◆ **OBJECTIVE**
Quote the entries word for word from their first line through the line containing "- point-label: Уличный", including both of those lines.

[Element and region data]
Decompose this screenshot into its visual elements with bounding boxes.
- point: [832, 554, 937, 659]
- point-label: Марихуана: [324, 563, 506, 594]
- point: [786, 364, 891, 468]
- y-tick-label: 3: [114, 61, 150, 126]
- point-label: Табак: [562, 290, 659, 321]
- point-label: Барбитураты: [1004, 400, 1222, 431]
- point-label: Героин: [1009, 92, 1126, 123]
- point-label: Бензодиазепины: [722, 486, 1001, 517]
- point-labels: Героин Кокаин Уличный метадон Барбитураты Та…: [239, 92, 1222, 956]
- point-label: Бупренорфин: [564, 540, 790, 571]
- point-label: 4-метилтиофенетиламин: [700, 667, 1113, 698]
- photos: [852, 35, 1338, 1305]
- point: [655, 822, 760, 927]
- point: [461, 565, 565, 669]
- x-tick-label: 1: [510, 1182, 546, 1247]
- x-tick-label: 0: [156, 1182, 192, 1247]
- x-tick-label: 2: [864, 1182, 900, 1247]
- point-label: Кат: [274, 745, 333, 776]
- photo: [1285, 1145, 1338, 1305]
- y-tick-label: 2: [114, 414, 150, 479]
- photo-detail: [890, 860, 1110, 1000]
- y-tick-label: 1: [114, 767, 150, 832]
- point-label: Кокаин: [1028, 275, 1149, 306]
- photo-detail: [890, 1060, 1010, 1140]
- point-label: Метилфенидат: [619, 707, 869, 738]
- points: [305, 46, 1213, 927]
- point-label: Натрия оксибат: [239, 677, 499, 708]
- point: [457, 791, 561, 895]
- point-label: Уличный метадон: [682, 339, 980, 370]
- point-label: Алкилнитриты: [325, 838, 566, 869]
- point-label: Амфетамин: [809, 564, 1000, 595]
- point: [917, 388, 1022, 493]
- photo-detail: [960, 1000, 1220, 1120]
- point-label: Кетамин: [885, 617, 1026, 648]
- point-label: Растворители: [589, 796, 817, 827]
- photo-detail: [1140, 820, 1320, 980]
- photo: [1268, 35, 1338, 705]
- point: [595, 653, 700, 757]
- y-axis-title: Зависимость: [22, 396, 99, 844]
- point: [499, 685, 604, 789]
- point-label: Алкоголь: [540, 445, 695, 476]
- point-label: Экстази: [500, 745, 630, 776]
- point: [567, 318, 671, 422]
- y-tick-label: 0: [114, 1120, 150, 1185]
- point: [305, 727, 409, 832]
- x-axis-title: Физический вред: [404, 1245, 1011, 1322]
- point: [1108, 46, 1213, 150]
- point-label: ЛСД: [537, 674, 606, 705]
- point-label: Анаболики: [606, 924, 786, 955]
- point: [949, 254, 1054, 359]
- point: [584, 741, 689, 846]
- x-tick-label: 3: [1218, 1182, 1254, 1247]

◆ **OUTPUT FOR THIS TASK**
Decompose this screenshot into its visual elements with bounding boxes.
- point: [832, 554, 937, 659]
- point-label: Марихуана: [324, 563, 506, 594]
- point: [786, 364, 891, 468]
- y-tick-label: 3: [114, 61, 150, 126]
- point-label: Табак: [562, 290, 659, 321]
- point-label: Барбитураты: [1004, 400, 1222, 431]
- point-label: Героин: [1009, 92, 1126, 123]
- point-label: Бензодиазепины: [722, 486, 1001, 517]
- point-labels: Героин Кокаин Уличный метадон Барбитураты Та…: [239, 92, 1222, 956]
- point-label: Бупренорфин: [564, 540, 790, 571]
- point-label: 4-метилтиофенетиламин: [700, 667, 1113, 698]
- photos: [852, 35, 1338, 1305]
- point: [655, 822, 760, 927]
- point: [461, 565, 565, 669]
- x-tick-label: 1: [510, 1182, 546, 1247]
- x-tick-label: 0: [156, 1182, 192, 1247]
- x-tick-label: 2: [864, 1182, 900, 1247]
- point-label: Кат: [274, 745, 333, 776]
- photo: [1285, 1145, 1338, 1305]
- y-tick-label: 2: [114, 414, 150, 479]
- photo-detail: [890, 860, 1110, 1000]
- y-tick-label: 1: [114, 767, 150, 832]
- point-label: Кокаин: [1028, 275, 1149, 306]
- photo-detail: [890, 1060, 1010, 1140]
- point-label: Метилфенидат: [619, 707, 869, 738]
- points: [305, 46, 1213, 927]
- point-label: Натрия оксибат: [239, 677, 499, 708]
- point: [457, 791, 561, 895]
- point-label: Уличный метадон: [682, 339, 980, 370]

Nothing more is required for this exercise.